Stated task
Entries follow. Set all of them down as they stand.

Supplied entries
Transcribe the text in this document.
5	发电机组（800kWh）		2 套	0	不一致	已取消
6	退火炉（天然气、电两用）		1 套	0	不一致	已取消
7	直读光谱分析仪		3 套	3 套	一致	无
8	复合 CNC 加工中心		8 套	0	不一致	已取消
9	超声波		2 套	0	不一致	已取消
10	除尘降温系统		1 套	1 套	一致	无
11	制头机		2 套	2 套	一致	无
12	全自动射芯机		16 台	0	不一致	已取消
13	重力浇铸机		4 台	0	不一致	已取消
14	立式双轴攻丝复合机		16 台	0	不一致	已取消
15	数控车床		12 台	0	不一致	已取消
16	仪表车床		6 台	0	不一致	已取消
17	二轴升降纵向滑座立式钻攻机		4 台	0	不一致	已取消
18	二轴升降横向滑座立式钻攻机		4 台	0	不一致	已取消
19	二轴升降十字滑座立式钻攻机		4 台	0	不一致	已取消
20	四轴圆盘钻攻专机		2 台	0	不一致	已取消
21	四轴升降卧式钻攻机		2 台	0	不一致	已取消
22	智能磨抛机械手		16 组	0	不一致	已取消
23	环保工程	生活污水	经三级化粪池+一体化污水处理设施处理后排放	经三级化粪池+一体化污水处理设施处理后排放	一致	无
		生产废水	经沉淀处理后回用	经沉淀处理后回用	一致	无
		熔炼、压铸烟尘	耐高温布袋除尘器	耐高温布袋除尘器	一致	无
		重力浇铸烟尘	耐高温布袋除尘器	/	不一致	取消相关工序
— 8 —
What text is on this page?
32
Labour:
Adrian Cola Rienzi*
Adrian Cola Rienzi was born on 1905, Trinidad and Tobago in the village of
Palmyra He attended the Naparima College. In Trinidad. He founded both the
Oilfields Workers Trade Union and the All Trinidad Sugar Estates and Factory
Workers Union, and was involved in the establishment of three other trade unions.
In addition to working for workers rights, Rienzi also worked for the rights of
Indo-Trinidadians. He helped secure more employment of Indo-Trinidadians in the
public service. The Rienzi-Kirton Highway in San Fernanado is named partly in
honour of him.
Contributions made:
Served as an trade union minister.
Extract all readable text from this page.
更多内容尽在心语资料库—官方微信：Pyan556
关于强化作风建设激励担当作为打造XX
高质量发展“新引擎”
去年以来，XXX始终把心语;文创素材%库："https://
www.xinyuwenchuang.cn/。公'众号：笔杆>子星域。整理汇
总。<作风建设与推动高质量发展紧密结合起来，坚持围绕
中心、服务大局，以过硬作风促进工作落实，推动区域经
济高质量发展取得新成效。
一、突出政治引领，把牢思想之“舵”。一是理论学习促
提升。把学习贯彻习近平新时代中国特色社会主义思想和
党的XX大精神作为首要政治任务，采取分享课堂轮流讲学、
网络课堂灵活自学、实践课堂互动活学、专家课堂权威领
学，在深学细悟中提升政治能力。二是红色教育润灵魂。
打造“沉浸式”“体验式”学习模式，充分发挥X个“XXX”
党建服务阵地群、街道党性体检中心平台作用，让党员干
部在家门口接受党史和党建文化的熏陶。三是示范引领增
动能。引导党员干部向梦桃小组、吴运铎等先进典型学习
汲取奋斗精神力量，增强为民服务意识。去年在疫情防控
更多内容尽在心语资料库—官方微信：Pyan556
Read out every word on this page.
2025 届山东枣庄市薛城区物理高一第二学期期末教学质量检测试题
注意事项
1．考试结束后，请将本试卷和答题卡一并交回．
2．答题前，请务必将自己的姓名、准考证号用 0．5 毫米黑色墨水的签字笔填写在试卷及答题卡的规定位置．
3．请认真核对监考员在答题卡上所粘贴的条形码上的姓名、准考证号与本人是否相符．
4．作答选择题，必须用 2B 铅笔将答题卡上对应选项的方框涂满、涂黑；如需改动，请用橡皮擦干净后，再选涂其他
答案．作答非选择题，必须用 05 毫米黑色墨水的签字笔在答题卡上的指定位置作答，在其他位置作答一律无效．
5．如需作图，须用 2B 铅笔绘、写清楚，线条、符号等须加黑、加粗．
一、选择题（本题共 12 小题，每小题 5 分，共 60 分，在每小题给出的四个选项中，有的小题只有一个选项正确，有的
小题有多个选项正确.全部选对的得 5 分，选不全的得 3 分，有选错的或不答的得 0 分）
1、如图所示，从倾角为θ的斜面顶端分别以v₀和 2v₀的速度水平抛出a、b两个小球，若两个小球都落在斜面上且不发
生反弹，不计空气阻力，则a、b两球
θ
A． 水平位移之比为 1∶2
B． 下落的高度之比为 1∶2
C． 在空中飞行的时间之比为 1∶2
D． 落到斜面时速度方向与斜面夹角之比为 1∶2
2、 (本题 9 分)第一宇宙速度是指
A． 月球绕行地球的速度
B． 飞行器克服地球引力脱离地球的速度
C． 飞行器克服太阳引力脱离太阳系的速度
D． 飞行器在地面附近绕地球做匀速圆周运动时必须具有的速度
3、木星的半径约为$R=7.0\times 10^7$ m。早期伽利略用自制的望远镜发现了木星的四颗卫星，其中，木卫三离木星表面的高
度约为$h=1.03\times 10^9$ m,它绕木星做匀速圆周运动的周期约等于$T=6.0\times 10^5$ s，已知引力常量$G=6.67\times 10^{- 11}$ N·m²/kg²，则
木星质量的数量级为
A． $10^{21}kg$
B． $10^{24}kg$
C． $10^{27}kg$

Solution for this task
Transcribe the text in this document.
5	发电机组（800kWh）		2 套	0	不一致	已取消
6	退火炉（天然气、电两用）		1 套	0	不一致	已取消
7	直读光谱分析仪		3 套	3 套	一致	无
8	复合 CNC 加工中心		8 套	0	不一致	已取消
9	超声波		2 套	0	不一致	已取消
10	除尘降温系统		1 套	1 套	一致	无
11	制头机		2 套	2 套	一致	无
12	全自动射芯机		16 台	0	不一致	已取消
13	重力浇铸机		4 台	0	不一致	已取消
14	立式双轴攻丝复合机		16 台	0	不一致	已取消
15	数控车床		12 台	0	不一致	已取消
16	仪表车床		6 台	0	不一致	已取消
17	二轴升降纵向滑座立式钻攻机		4 台	0	不一致	已取消
18	二轴升降横向滑座立式钻攻机		4 台	0	不一致	已取消
19	二轴升降十字滑座立式钻攻机		4 台	0	不一致	已取消
20	四轴圆盘钻攻专机		2 台	0	不一致	已取消
21	四轴升降卧式钻攻机		2 台	0	不一致	已取消
22	智能磨抛机械手		16 组	0	不一致	已取消
23	环保工程	生活污水	经三级化粪池+一体化污水处理设施处理后排放	经三级化粪池+一体化污水处理设施处理后排放	一致	无
		生产废水	经沉淀处理后回用	经沉淀处理后回用	一致	无
		熔炼、压铸烟尘	耐高温布袋除尘器	耐高温布袋除尘器	一致	无
		重力浇铸烟尘	耐高温布袋除尘器	/	不一致	取消相关工序
— 8 —
What text is on this page?
32
Labour:
Adrian Cola Rienzi*
Adrian Cola Rienzi was born on 1905, Trinidad and Tobago in the village of
Palmyra He attended the Naparima College. In Trinidad. He founded both the
Oilfields Workers Trade Union and the All Trinidad Sugar Estates and Factory
Workers Union, and was involved in the establishment of three other trade unions.
In addition to working for workers rights, Rienzi also worked for the rights of
Indo-Trinidadians. He helped secure more employment of Indo-Trinidadians in the
public service. The Rienzi-Kirton Highway in San Fernanado is named partly in
honour of him.
Contributions made:
Served as an trade union minister.
Extract all readable text from this page.
更多内容尽在心语资料库—官方微信：Pyan556
关于强化作风建设激励担当作为打造XX
高质量发展“新引擎”
去年以来，XXX始终把心语;文创素材%库："https://
www.xinyuwenchuang.cn/。公'众号：笔杆>子星域。整理汇
总。<作风建设与推动高质量发展紧密结合起来，坚持围绕
中心、服务大局，以过硬作风促进工作落实，推动区域经
济高质量发展取得新成效。
一、突出政治引领，把牢思想之“舵”。一是理论学习促
提升。把学习贯彻习近平新时代中国特色社会主义思想和
党的XX大精神作为首要政治任务，采取分享课堂轮流讲学、
网络课堂灵活自学、实践课堂互动活学、专家课堂权威领
学，在深学细悟中提升政治能力。二是红色教育润灵魂。
打造“沉浸式”“体验式”学习模式，充分发挥X个“XXX”
党建服务阵地群、街道党性体检中心平台作用，让党员干
部在家门口接受党史和党建文化的熏陶。三是示范引领增
动能。引导党员干部向梦桃小组、吴运铎等先进典型学习
汲取奋斗精神力量，增强为民服务意识。去年在疫情防控
更多内容尽在心语资料库—官方微信：Pyan556
Read out every word on this page.
2025 届山东枣庄市薛城区物理高一第二学期期末教学质量检测试题
注意事项
1．考试结束后，请将本试卷和答题卡一并交回．
2．答题前，请务必将自己的姓名、准考证号用 0．5 毫米黑色墨水的签字笔填写在试卷及答题卡的规定位置．
3．请认真核对监考员在答题卡上所粘贴的条形码上的姓名、准考证号与本人是否相符．
4．作答选择题，必须用 2B 铅笔将答题卡上对应选项的方框涂满、涂黑；如需改动，请用橡皮擦干净后，再选涂其他
答案．作答非选择题，必须用 05 毫米黑色墨水的签字笔在答题卡上的指定位置作答，在其他位置作答一律无效．
5．如需作图，须用 2B 铅笔绘、写清楚，线条、符号等须加黑、加粗．
一、选择题（本题共 12 小题，每小题 5 分，共 60 分，在每小题给出的四个选项中，有的小题只有一个选项正确，有的
小题有多个选项正确.全部选对的得 5 分，选不全的得 3 分，有选错的或不答的得 0 分）
1、如图所示，从倾角为θ的斜面顶端分别以v₀和 2v₀的速度水平抛出a、b两个小球，若两个小球都落在斜面上且不发
生反弹，不计空气阻力，则a、b两球
θ
A． 水平位移之比为 1∶2
B． 下落的高度之比为 1∶2
C． 在空中飞行的时间之比为 1∶2
D． 落到斜面时速度方向与斜面夹角之比为 1∶2
2、 (本题 9 分)第一宇宙速度是指
A． 月球绕行地球的速度
B． 飞行器克服地球引力脱离地球的速度
C． 飞行器克服太阳引力脱离太阳系的速度
D． 飞行器在地面附近绕地球做匀速圆周运动时必须具有的速度
3、木星的半径约为$R=7.0\times 10^7$ m。早期伽利略用自制的望远镜发现了木星的四颗卫星，其中，木卫三离木星表面的高
度约为$h=1.03\times 10^9$ m,它绕木星做匀速圆周运动的周期约等于$T=6.0\times 10^5$ s，已知引力常量$G=6.67\times 10^{- 11}$ N·m²/kg²，则
木星质量的数量级为
A． $10^{21}kg$
B． $10^{24}kg$
C． $10^{27}kg$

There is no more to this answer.